((

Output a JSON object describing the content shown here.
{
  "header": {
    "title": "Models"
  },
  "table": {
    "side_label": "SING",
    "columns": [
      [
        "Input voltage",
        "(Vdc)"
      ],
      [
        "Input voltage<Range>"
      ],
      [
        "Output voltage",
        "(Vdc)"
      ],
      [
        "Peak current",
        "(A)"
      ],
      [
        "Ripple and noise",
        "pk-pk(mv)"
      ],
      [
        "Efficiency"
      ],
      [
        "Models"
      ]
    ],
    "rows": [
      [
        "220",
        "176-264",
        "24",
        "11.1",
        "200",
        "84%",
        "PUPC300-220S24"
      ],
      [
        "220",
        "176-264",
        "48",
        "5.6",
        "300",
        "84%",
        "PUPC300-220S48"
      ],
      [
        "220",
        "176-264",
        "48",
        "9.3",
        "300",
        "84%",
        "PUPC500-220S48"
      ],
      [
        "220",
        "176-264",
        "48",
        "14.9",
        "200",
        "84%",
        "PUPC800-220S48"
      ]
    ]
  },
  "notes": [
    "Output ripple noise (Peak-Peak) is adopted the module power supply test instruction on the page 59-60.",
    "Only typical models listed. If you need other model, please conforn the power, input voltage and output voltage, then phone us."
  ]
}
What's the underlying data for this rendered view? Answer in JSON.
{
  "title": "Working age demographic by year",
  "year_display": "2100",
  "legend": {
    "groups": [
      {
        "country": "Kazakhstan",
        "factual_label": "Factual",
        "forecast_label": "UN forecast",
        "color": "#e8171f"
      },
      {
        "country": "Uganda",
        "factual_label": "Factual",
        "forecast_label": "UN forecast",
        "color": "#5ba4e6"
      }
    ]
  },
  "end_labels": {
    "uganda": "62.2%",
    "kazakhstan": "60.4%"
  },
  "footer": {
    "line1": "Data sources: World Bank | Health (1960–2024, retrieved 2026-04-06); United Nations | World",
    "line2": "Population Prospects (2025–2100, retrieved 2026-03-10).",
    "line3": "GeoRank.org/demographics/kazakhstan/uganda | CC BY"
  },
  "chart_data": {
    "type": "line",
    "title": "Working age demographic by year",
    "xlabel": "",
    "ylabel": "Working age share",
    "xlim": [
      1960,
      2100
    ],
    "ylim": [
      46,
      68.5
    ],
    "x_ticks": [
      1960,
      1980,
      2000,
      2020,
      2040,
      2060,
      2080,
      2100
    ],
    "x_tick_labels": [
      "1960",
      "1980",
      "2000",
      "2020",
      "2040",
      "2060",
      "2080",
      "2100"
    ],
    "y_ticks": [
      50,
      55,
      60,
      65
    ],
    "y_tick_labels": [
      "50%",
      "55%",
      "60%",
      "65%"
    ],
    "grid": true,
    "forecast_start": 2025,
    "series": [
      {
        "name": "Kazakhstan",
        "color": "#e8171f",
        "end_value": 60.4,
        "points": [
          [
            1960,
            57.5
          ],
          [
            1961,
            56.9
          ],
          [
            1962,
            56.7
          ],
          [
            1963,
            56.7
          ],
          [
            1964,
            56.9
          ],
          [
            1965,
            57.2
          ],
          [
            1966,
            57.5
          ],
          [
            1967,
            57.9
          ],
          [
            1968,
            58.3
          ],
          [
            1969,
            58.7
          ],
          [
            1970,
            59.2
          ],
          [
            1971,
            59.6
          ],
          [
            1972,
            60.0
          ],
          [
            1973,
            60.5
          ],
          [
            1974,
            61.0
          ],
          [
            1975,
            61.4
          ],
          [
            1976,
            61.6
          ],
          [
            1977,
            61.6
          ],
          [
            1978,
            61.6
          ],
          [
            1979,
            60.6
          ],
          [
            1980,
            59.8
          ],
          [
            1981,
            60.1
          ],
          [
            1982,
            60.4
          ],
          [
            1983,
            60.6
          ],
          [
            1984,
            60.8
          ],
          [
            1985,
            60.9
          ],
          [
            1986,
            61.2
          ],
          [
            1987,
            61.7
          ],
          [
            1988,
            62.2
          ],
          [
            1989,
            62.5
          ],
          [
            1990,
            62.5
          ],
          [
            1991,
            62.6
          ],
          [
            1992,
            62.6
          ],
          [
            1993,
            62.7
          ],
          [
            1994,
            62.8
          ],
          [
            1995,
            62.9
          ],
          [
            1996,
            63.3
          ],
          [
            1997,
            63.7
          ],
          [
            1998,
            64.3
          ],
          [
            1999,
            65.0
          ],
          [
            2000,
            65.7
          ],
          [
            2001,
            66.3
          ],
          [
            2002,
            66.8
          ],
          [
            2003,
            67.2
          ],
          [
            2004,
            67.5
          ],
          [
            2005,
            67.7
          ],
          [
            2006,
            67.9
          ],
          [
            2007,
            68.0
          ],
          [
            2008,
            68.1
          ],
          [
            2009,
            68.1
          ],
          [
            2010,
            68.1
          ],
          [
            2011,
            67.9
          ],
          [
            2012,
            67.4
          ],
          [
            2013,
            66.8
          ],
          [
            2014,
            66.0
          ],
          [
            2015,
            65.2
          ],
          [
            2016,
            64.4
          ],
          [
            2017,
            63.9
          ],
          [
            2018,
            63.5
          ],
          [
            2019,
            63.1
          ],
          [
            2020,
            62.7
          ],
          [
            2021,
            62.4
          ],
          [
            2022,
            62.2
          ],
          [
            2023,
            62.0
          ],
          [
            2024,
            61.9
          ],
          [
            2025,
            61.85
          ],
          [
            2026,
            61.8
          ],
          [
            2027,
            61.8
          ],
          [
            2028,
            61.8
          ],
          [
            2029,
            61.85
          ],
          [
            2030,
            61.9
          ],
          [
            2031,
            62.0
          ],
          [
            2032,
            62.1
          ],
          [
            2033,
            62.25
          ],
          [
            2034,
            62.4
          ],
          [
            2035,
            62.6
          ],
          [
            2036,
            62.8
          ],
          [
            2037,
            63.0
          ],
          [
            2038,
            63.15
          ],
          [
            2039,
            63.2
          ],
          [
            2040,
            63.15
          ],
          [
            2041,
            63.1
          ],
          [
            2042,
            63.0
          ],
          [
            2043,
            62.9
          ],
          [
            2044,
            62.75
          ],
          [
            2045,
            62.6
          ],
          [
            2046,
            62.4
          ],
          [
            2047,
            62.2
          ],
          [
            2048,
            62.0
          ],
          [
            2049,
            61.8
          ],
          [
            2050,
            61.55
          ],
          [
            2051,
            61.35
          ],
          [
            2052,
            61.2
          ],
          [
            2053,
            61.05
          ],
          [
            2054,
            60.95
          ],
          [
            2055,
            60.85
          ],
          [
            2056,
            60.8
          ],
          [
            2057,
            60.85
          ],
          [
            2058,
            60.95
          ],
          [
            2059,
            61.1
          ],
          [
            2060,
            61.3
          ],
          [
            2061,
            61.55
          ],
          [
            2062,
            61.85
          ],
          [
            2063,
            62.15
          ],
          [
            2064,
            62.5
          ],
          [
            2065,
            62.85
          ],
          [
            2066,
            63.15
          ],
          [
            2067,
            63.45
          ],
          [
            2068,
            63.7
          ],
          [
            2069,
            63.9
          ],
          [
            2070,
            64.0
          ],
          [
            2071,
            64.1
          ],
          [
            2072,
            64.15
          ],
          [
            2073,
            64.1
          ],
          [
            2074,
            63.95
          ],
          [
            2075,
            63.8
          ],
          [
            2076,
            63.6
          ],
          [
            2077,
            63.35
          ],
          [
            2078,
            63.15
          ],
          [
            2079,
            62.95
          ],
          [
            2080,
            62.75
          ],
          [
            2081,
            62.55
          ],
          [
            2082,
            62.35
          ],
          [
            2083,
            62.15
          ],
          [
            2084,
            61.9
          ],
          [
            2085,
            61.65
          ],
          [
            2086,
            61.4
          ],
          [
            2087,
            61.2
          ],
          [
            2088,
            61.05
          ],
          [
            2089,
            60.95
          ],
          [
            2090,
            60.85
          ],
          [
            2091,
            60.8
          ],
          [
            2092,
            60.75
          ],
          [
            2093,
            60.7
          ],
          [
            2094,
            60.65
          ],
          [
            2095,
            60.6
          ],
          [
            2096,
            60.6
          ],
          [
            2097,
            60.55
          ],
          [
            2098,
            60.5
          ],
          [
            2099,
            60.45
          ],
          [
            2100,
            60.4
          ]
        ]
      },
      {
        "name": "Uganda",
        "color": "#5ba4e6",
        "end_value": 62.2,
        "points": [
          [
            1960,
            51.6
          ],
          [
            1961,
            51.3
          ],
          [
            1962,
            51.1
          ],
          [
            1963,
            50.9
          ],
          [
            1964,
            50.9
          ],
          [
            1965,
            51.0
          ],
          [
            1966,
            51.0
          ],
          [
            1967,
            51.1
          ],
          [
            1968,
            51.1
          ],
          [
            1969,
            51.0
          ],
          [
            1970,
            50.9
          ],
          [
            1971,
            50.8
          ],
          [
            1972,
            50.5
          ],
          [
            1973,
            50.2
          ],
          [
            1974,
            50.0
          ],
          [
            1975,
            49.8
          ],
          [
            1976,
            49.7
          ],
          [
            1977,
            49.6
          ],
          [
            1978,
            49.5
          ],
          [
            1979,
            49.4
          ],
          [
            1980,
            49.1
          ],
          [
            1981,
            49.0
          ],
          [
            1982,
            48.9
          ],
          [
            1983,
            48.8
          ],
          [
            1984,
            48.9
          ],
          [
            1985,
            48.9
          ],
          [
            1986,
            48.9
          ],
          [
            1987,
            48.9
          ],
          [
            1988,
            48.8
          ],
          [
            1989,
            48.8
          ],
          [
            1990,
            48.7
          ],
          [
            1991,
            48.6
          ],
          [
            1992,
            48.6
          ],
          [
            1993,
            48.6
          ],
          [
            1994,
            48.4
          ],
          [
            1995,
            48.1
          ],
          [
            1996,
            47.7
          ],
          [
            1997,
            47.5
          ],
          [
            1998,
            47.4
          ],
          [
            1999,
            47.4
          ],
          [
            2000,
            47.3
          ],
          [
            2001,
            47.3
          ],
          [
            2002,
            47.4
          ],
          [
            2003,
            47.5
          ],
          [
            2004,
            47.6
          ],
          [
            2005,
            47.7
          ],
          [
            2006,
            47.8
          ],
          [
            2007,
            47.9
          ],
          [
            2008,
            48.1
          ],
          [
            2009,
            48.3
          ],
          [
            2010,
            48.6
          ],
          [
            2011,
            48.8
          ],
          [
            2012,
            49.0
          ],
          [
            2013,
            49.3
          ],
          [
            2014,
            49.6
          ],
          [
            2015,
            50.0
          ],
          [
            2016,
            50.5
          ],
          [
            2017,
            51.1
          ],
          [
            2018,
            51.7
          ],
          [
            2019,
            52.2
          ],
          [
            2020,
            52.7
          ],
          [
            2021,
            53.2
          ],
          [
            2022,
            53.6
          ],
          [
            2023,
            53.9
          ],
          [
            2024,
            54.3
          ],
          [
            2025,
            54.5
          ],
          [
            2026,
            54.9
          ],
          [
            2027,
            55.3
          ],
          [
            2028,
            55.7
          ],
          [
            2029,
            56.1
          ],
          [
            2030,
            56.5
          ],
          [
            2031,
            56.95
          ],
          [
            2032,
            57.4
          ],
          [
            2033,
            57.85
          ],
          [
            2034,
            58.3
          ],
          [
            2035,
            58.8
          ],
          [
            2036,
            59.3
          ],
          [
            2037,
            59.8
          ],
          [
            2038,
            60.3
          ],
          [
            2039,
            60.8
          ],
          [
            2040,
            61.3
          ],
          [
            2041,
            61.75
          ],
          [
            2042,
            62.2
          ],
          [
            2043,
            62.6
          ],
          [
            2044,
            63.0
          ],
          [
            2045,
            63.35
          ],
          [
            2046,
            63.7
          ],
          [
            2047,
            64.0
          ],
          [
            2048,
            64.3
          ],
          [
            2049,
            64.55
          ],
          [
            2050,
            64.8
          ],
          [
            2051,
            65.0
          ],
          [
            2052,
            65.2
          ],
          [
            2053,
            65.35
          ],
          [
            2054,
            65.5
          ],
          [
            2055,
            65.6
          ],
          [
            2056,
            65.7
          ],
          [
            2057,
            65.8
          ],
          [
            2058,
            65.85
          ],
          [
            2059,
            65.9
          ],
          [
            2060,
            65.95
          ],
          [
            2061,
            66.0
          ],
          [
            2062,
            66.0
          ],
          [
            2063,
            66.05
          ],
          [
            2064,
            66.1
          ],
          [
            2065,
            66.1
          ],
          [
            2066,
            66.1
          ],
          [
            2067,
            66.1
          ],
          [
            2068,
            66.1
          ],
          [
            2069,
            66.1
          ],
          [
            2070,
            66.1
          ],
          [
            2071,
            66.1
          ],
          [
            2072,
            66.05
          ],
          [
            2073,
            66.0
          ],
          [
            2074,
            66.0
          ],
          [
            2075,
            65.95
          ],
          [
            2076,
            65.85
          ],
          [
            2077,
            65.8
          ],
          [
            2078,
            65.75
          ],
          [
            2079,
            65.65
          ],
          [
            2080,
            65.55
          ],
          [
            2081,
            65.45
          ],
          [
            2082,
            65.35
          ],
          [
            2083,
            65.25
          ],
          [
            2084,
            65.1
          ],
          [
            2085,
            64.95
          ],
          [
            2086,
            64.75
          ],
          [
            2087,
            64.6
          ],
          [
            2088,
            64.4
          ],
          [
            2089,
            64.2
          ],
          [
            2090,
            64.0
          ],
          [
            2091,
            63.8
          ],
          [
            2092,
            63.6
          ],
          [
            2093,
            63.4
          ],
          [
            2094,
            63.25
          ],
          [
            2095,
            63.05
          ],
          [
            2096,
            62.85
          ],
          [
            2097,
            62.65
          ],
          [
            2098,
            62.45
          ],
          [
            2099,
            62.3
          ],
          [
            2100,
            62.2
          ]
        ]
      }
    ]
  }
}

))

* [EXERCISE GOAL]: Select and copy every line of the listing with the word "color".

* [OUTPUT FOR THIS TASK]:
        "color": "#e8171f"
        "color": "#5ba4e6"
        "color": "#e8171f",
        "color": "#5ba4e6",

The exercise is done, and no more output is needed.